## [EXERCISE]
Transcribe the listing in full, excluding any pictures.

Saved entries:
+-------+
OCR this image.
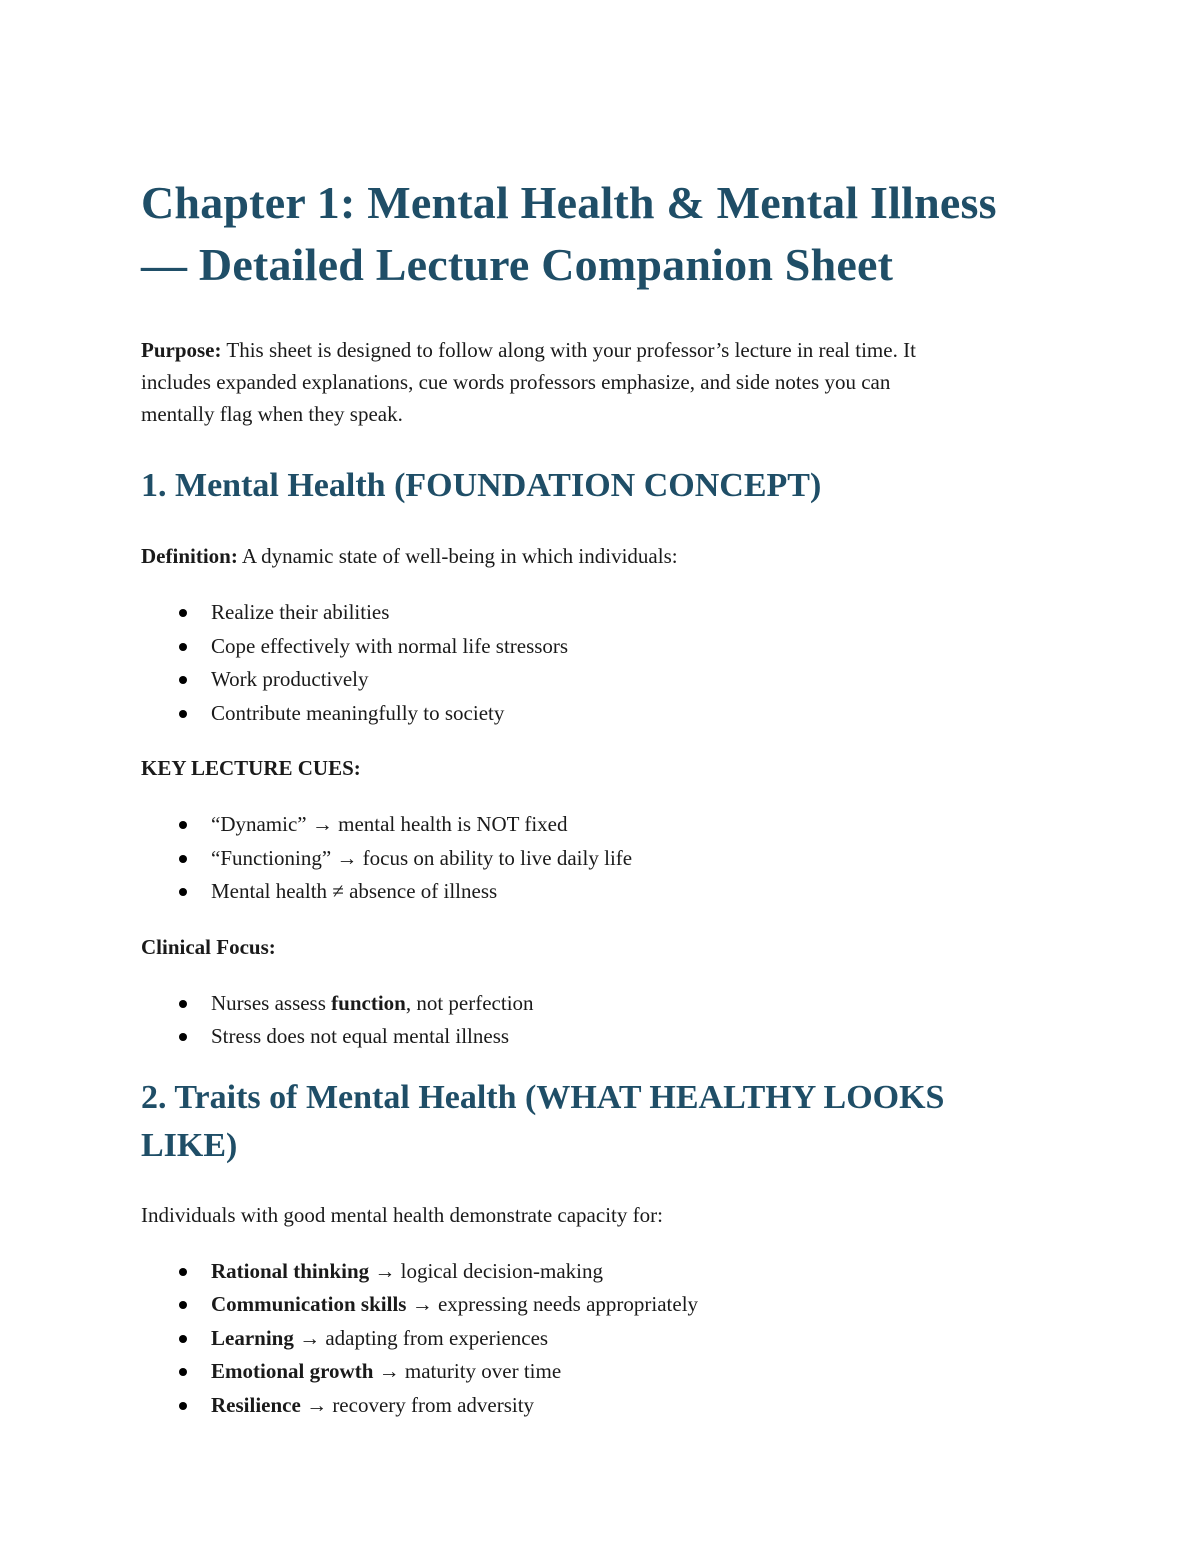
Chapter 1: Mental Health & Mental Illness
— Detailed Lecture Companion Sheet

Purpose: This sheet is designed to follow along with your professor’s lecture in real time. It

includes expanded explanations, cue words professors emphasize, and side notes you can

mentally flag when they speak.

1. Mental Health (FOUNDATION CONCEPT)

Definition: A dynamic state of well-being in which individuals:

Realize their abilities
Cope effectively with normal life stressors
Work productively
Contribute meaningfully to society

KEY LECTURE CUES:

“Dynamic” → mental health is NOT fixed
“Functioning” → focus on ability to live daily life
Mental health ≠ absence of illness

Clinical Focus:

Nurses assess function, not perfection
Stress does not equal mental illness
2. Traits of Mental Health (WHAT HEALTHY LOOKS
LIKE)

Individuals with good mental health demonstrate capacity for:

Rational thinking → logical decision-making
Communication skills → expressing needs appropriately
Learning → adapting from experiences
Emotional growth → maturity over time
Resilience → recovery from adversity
+-------+
## [SOLUTION TO THIS TASK]
OCR this image.
Chapter 1: Mental Health & Mental Illness
— Detailed Lecture Companion Sheet

Purpose: This sheet is designed to follow along with your professor’s lecture in real time. It

includes expanded explanations, cue words professors emphasize, and side notes you can

mentally flag when they speak.

1. Mental Health (FOUNDATION CONCEPT)

Definition: A dynamic state of well-being in which individuals:

Realize their abilities
Cope effectively with normal life stressors
Work productively
Contribute meaningfully to society

KEY LECTURE CUES:

“Dynamic” → mental health is NOT fixed
“Functioning” → focus on ability to live daily life
Mental health ≠ absence of illness

Clinical Focus:

Nurses assess function, not perfection
Stress does not equal mental illness
2. Traits of Mental Health (WHAT HEALTHY LOOKS
LIKE)

Individuals with good mental health demonstrate capacity for:

Rational thinking → logical decision-making
Communication skills → expressing needs appropriately
Learning → adapting from experiences
Emotional growth → maturity over time
Resilience → recovery from adversity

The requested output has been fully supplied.